■ Record set ■
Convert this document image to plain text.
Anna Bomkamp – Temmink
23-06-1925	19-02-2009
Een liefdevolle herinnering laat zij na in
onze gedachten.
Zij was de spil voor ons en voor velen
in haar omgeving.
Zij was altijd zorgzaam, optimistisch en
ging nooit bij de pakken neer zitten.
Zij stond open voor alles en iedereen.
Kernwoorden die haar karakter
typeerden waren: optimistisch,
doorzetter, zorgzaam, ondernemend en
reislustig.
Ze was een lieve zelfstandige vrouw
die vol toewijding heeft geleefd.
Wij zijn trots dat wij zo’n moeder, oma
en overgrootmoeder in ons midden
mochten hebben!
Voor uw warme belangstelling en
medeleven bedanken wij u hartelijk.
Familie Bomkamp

---

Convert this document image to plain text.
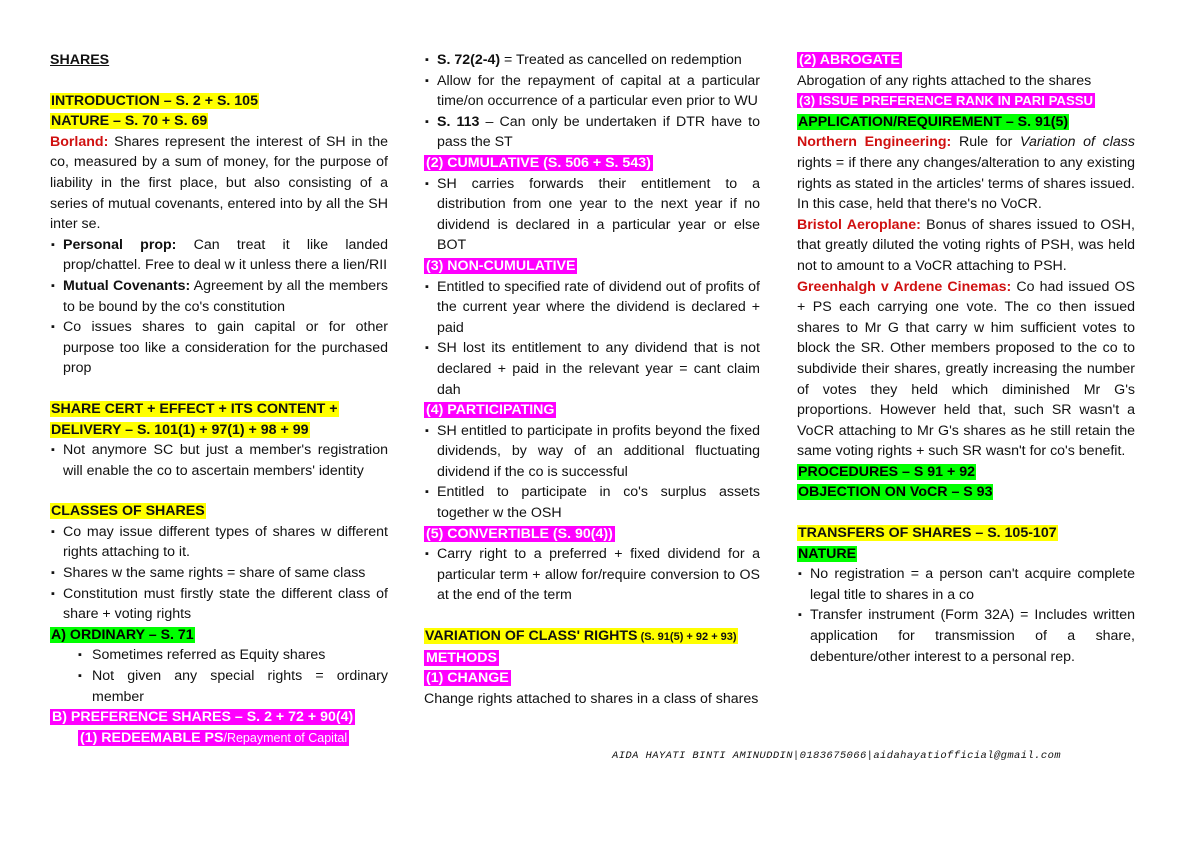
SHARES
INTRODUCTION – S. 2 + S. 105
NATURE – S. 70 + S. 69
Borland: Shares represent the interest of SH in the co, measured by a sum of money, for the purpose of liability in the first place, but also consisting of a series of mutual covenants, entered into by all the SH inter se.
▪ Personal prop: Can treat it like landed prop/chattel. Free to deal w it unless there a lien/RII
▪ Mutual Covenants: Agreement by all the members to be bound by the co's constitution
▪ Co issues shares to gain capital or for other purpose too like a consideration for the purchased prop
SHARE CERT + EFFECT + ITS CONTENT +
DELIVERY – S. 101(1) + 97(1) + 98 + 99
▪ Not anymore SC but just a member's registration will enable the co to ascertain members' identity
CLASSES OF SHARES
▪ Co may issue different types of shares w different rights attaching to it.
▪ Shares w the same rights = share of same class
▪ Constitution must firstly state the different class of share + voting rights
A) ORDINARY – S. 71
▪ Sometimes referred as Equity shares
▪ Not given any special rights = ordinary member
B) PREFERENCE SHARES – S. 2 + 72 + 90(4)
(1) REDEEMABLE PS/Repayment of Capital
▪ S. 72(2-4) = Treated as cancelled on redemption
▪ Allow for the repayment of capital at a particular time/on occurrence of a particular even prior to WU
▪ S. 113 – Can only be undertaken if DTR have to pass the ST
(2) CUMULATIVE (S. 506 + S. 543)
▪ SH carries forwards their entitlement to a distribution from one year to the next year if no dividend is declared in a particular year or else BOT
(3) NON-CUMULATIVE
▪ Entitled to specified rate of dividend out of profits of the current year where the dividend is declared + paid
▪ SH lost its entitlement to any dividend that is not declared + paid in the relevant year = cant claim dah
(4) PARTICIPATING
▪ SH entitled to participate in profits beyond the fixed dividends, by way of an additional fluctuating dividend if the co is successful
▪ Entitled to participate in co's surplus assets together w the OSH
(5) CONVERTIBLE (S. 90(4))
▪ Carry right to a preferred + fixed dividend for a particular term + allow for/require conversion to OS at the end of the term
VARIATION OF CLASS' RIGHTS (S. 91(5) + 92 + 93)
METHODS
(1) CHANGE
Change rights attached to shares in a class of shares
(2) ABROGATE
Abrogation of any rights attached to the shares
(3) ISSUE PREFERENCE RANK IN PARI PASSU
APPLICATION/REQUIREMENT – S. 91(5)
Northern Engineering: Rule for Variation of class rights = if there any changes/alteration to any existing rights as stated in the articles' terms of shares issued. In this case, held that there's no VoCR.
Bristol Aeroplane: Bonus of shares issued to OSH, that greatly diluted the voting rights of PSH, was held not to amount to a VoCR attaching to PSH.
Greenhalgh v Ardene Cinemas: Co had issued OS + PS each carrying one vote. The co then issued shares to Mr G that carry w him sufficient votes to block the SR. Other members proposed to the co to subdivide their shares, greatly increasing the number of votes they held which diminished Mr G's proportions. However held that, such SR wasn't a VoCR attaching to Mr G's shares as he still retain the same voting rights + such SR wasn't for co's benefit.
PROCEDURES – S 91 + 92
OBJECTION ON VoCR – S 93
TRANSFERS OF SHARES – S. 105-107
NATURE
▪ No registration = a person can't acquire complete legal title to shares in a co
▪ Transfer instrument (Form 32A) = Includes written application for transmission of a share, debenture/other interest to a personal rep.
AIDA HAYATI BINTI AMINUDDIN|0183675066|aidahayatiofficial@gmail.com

...

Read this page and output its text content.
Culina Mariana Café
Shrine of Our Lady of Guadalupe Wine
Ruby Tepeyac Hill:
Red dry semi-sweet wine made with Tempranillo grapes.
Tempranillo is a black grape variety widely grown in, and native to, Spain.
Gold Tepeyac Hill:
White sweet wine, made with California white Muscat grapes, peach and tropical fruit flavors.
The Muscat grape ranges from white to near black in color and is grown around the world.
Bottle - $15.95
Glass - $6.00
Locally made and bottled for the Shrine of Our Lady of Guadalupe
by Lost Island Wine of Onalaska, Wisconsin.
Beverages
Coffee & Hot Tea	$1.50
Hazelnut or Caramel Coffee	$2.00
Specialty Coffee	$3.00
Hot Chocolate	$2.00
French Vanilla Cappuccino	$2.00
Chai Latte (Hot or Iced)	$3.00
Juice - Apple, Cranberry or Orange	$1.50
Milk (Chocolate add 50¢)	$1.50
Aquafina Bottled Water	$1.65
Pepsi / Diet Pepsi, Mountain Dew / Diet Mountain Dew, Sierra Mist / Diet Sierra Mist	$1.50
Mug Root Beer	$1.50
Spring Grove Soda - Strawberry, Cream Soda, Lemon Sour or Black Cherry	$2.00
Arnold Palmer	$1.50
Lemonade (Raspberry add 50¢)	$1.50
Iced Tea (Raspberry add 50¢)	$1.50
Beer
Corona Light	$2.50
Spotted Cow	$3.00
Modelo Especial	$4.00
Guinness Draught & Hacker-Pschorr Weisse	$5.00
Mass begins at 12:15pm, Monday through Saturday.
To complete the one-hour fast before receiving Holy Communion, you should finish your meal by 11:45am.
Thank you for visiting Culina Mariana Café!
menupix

■ Task directions ■
Compute how many lines include the string "Bomkamp", then give that number by itself.

■ Worked answer ■
2